Data extracted from a collection
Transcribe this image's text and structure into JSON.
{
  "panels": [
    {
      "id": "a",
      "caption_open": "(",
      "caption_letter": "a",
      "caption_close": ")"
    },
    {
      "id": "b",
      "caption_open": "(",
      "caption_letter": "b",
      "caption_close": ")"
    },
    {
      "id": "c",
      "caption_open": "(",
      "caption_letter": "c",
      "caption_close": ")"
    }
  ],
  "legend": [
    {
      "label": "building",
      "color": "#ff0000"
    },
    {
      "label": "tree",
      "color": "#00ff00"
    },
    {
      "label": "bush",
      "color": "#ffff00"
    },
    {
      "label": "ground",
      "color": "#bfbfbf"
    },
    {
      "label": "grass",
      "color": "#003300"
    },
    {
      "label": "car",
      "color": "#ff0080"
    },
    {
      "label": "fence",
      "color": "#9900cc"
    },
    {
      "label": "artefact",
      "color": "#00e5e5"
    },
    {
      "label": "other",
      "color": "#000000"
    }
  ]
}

WORK TO BE COMPLETED:
The records above must be output exactly, in full.

RESPONSE:
Transcribe this image's text and structure into JSON.
{
  "panels": [
    {
      "id": "a",
      "caption_open": "(",
      "caption_letter": "a",
      "caption_close": ")"
    },
    {
      "id": "b",
      "caption_open": "(",
      "caption_letter": "b",
      "caption_close": ")"
    },
    {
      "id": "c",
      "caption_open": "(",
      "caption_letter": "c",
      "caption_close": ")"
    }
  ],
  "legend": [
    {
      "label": "building",
      "color": "#ff0000"
    },
    {
      "label": "tree",
      "color": "#00ff00"
    },
    {
      "label": "bush",
      "color": "#ffff00"
    },
    {
      "label": "ground",
      "color": "#bfbfbf"
    },
    {
      "label": "grass",
      "color": "#003300"
    },
    {
      "label": "car",
      "color": "#ff0080"
    },
    {
      "label": "fence",
      "color": "#9900cc"
    },
    {
      "label": "artefact",
      "color": "#00e5e5"
    },
    {
      "label": "other",
      "color": "#000000"
    }
  ]
}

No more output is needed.